◆ The task ◆
Leave out any pictures and transcribe all other data below exactly.

(Dataset rows about figures)
════════════════════

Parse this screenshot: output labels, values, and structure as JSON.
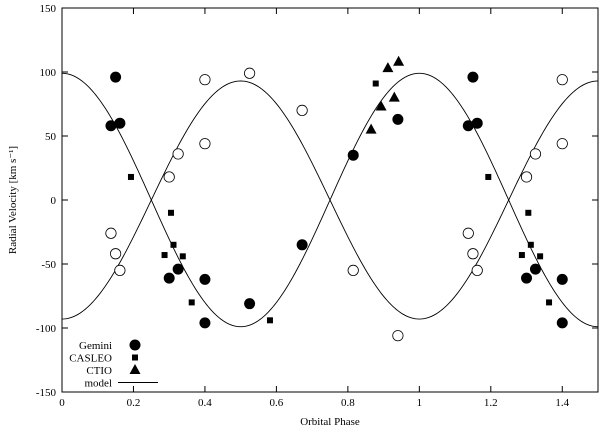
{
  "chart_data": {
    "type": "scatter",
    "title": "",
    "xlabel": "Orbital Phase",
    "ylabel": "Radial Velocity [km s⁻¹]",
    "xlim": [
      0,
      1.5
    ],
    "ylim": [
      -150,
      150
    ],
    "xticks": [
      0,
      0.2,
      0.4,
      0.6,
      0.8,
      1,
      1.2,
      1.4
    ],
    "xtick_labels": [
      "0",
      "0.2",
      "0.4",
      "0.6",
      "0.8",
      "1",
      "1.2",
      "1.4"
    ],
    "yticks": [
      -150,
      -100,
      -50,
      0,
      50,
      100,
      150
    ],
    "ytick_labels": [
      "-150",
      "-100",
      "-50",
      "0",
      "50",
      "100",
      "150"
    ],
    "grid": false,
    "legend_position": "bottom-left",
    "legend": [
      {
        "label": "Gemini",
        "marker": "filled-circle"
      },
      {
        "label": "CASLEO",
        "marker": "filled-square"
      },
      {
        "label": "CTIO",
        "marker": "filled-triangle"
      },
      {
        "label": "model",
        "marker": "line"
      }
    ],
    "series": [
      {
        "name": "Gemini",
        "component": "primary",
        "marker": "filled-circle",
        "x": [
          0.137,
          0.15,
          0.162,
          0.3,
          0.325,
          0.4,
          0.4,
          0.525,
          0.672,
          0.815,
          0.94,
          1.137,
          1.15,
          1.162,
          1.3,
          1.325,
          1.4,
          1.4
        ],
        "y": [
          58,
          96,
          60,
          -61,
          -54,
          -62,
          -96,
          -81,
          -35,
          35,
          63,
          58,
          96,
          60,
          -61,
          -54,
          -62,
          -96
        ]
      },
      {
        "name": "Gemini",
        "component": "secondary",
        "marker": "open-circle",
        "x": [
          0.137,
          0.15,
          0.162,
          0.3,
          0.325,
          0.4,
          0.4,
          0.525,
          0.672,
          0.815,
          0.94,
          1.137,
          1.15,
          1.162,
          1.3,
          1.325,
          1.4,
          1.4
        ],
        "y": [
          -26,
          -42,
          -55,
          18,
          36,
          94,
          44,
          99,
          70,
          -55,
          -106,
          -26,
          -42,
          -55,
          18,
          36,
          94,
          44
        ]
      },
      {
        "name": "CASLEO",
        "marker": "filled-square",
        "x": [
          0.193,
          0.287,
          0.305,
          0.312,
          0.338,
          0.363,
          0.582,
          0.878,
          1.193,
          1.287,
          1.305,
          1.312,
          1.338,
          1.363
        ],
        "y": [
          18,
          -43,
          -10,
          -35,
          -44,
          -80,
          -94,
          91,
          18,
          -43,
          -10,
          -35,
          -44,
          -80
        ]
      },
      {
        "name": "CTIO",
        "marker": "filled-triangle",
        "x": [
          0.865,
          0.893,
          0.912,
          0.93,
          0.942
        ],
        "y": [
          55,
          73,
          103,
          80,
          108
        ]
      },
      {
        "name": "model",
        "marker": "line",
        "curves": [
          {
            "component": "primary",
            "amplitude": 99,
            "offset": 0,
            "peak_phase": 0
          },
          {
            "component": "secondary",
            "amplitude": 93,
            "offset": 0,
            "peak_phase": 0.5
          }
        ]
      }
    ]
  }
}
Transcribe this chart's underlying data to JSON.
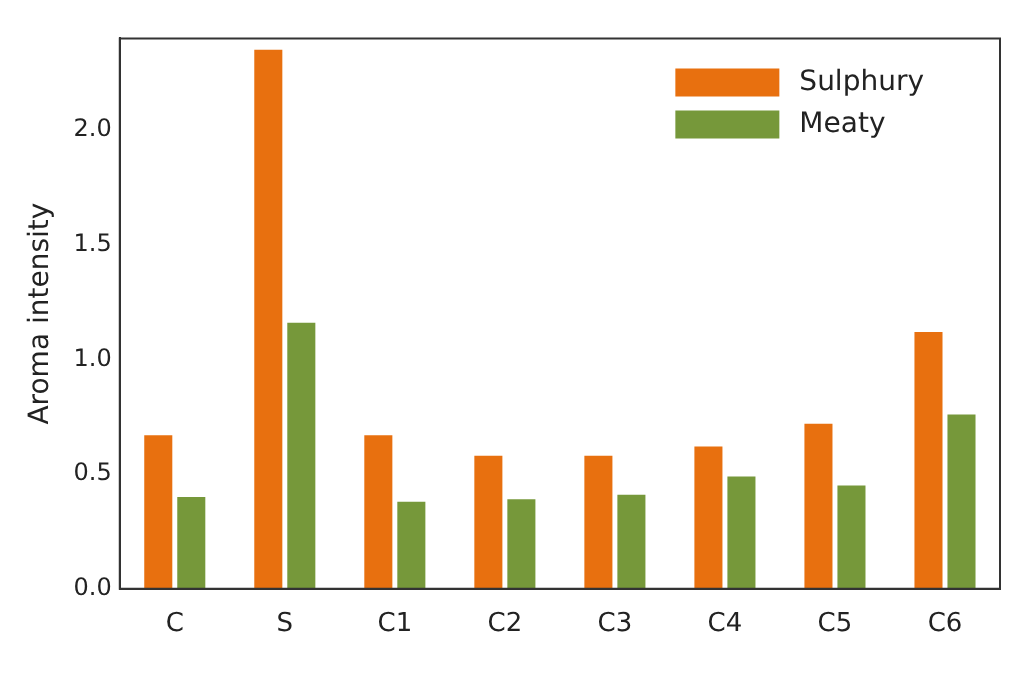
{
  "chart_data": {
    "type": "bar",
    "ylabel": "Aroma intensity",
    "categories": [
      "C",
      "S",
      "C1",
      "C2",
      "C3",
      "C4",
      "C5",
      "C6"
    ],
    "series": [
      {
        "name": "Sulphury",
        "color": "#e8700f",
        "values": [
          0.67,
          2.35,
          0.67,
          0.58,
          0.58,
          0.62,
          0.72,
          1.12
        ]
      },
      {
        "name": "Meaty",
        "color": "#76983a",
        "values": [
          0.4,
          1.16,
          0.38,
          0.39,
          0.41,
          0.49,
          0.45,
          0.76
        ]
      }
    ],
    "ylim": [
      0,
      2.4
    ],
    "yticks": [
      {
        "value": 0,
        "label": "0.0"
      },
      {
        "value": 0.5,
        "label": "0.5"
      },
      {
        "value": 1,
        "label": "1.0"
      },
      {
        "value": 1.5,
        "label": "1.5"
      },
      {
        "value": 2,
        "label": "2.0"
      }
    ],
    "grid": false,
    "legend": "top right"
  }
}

════════════════════

◆ Worked answer ◆
Parse this screenshot: output labels, values, and structure as JSON.
{
  "chart_data": {
    "type": "scatter",
    "title": "",
    "xlabel": "Orbital Phase",
    "ylabel": "Radial Velocity [km s⁻¹]",
    "xlim": [
      0,
      1.5
    ],
    "ylim": [
      -150,
      150
    ],
    "xticks": [
      0,
      0.2,
      0.4,
      0.6,
      0.8,
      1,
      1.2,
      1.4
    ],
    "xtick_labels": [
      "0",
      "0.2",
      "0.4",
      "0.6",
      "0.8",
      "1",
      "1.2",
      "1.4"
    ],
    "yticks": [
      -150,
      -100,
      -50,
      0,
      50,
      100,
      150
    ],
    "ytick_labels": [
      "-150",
      "-100",
      "-50",
      "0",
      "50",
      "100",
      "150"
    ],
    "grid": false,
    "legend_position": "bottom-left",
    "legend": [
      {
        "label": "Gemini",
        "marker": "filled-circle"
      },
      {
        "label": "CASLEO",
        "marker": "filled-square"
      },
      {
        "label": "CTIO",
        "marker": "filled-triangle"
      },
      {
        "label": "model",
        "marker": "line"
      }
    ],
    "series": [
      {
        "name": "Gemini",
        "component": "primary",
        "marker": "filled-circle",
        "x": [
          0.137,
          0.15,
          0.162,
          0.3,
          0.325,
          0.4,
          0.4,
          0.525,
          0.672,
          0.815,
          0.94,
          1.137,
          1.15,
          1.162,
          1.3,
          1.325,
          1.4,
          1.4
        ],
        "y": [
          58,
          96,
          60,
          -61,
          -54,
          -62,
          -96,
          -81,
          -35,
          35,
          63,
          58,
          96,
          60,
          -61,
          -54,
          -62,
          -96
        ]
      },
      {
        "name": "Gemini",
        "component": "secondary",
        "marker": "open-circle",
        "x": [
          0.137,
          0.15,
          0.162,
          0.3,
          0.325,
          0.4,
          0.4,
          0.525,
          0.672,
          0.815,
          0.94,
          1.137,
          1.15,
          1.162,
          1.3,
          1.325,
          1.4,
          1.4
        ],
        "y": [
          -26,
          -42,
          -55,
          18,
          36,
          94,
          44,
          99,
          70,
          -55,
          -106,
          -26,
          -42,
          -55,
          18,
          36,
          94,
          44
        ]
      },
      {
        "name": "CASLEO",
        "marker": "filled-square",
        "x": [
          0.193,
          0.287,
          0.305,
          0.312,
          0.338,
          0.363,
          0.582,
          0.878,
          1.193,
          1.287,
          1.305,
          1.312,
          1.338,
          1.363
        ],
        "y": [
          18,
          -43,
          -10,
          -35,
          -44,
          -80,
          -94,
          91,
          18,
          -43,
          -10,
          -35,
          -44,
          -80
        ]
      },
      {
        "name": "CTIO",
        "marker": "filled-triangle",
        "x": [
          0.865,
          0.893,
          0.912,
          0.93,
          0.942
        ],
        "y": [
          55,
          73,
          103,
          80,
          108
        ]
      },
      {
        "name": "model",
        "marker": "line",
        "curves": [
          {
            "component": "primary",
            "amplitude": 99,
            "offset": 0,
            "peak_phase": 0
          },
          {
            "component": "secondary",
            "amplitude": 93,
            "offset": 0,
            "peak_phase": 0.5
          }
        ]
      }
    ]
  }
}
Transcribe this chart's underlying data to JSON.
{
  "chart_data": {
    "type": "bar",
    "ylabel": "Aroma intensity",
    "categories": [
      "C",
      "S",
      "C1",
      "C2",
      "C3",
      "C4",
      "C5",
      "C6"
    ],
    "series": [
      {
        "name": "Sulphury",
        "color": "#e8700f",
        "values": [
          0.67,
          2.35,
          0.67,
          0.58,
          0.58,
          0.62,
          0.72,
          1.12
        ]
      },
      {
        "name": "Meaty",
        "color": "#76983a",
        "values": [
          0.4,
          1.16,
          0.38,
          0.39,
          0.41,
          0.49,
          0.45,
          0.76
        ]
      }
    ],
    "ylim": [
      0,
      2.4
    ],
    "yticks": [
      {
        "value": 0,
        "label": "0.0"
      },
      {
        "value": 0.5,
        "label": "0.5"
      },
      {
        "value": 1,
        "label": "1.0"
      },
      {
        "value": 1.5,
        "label": "1.5"
      },
      {
        "value": 2,
        "label": "2.0"
      }
    ],
    "grid": false,
    "legend": "top right"
  }
}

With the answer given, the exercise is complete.